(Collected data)

━━━━━━━━━━━━━━━━━━━━

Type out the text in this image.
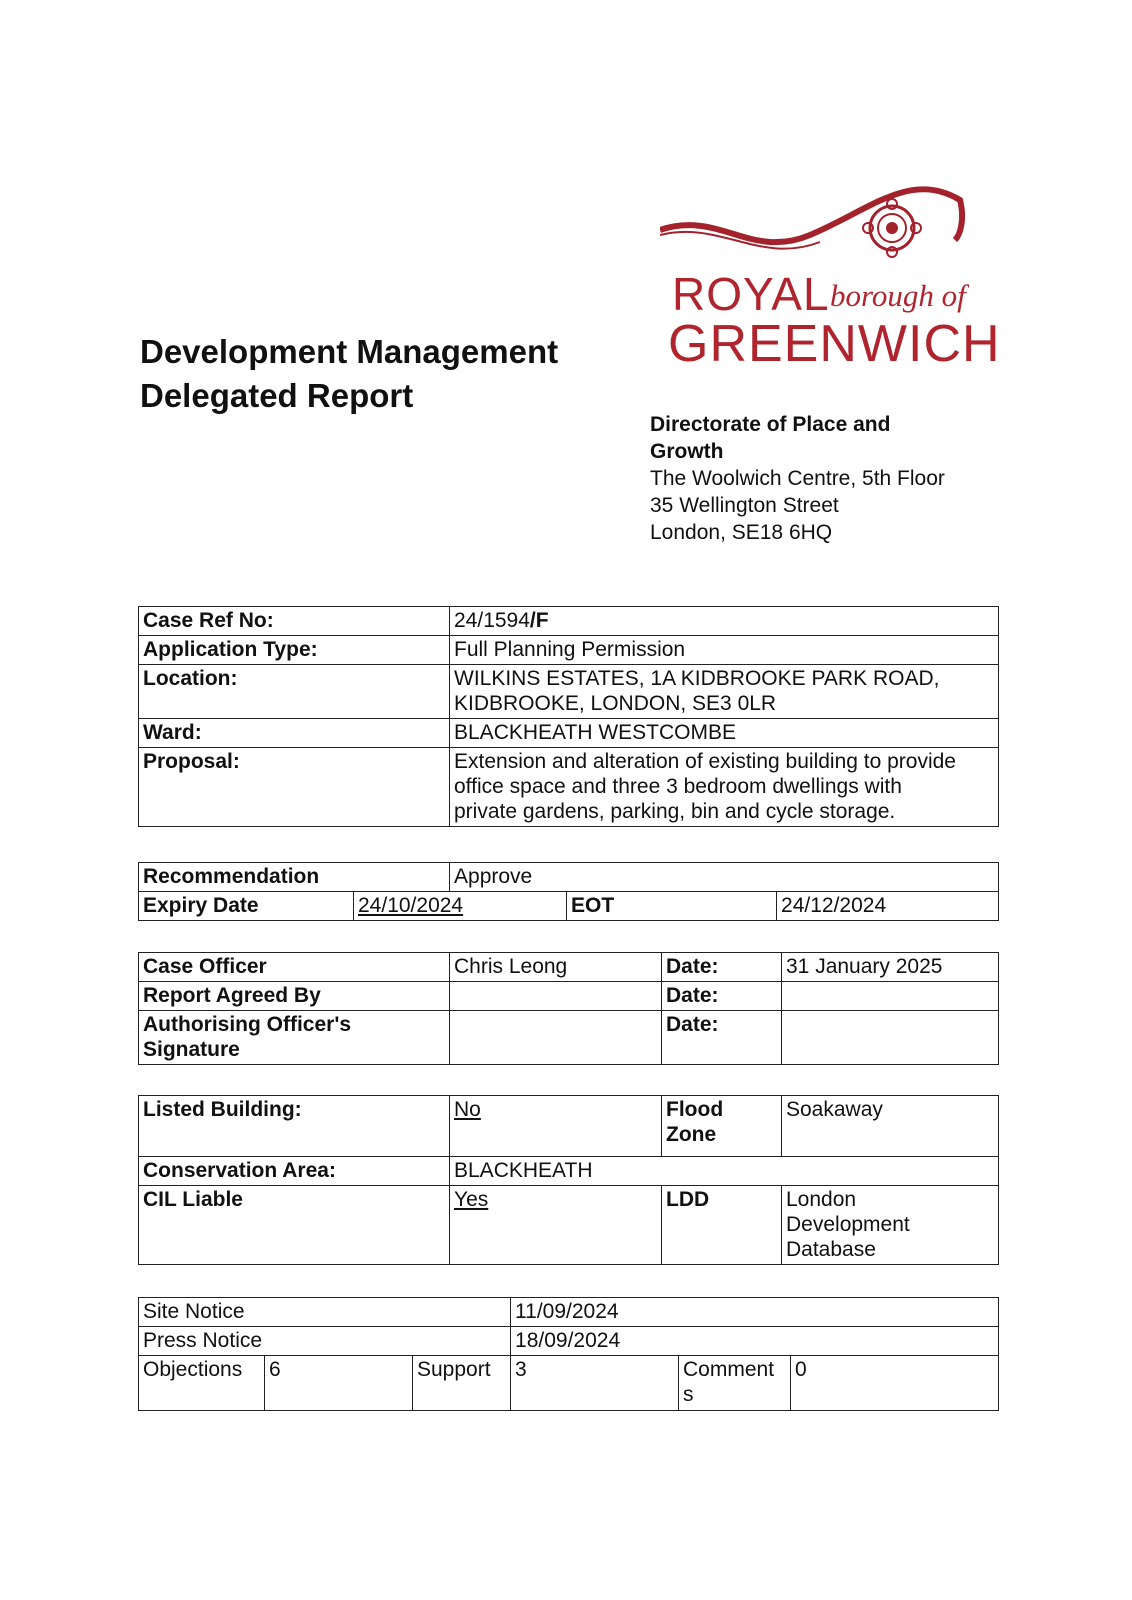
Development Management
Delegated Report
ROYAL borough of
GREENWICH
Directorate of Place and
Growth
The Woolwich Centre, 5th Floor
35 Wellington Street
London, SE18 6HQ
Case Ref No:	24/1594/F
Application Type:	Full Planning Permission
Location:	WILKINS ESTATES, 1A KIDBROOKE PARK ROAD,
KIDBROOKE, LONDON, SE3 0LR
Ward:	BLACKHEATH WESTCOMBE
Proposal:	Extension and alteration of existing building to provide
office space and three 3 bedroom dwellings with
private gardens, parking, bin and cycle storage.
Recommendation		Approve		
Expiry Date	24/10/2024		EOT	24/12/2024
Case Officer	Chris Leong	Date:	31 January 2025
Report Agreed By		Date:	
Authorising Officer's
Signature		Date:	
Listed Building:	No	Flood
Zone	Soakaway
Conservation Area:	BLACKHEATH		
CIL Liable	Yes	LDD	London
Development
Database
Site Notice			11/09/2024		
Press Notice			18/09/2024		
Objections	6	Support	3	Comment
s	0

━━━━━━━━━━━━━━━━━━━━

▶ [Problem details] Check every line of the entries above for the word "Date" and report how many lines contain it, giving the number only.

▶ [Result below] 4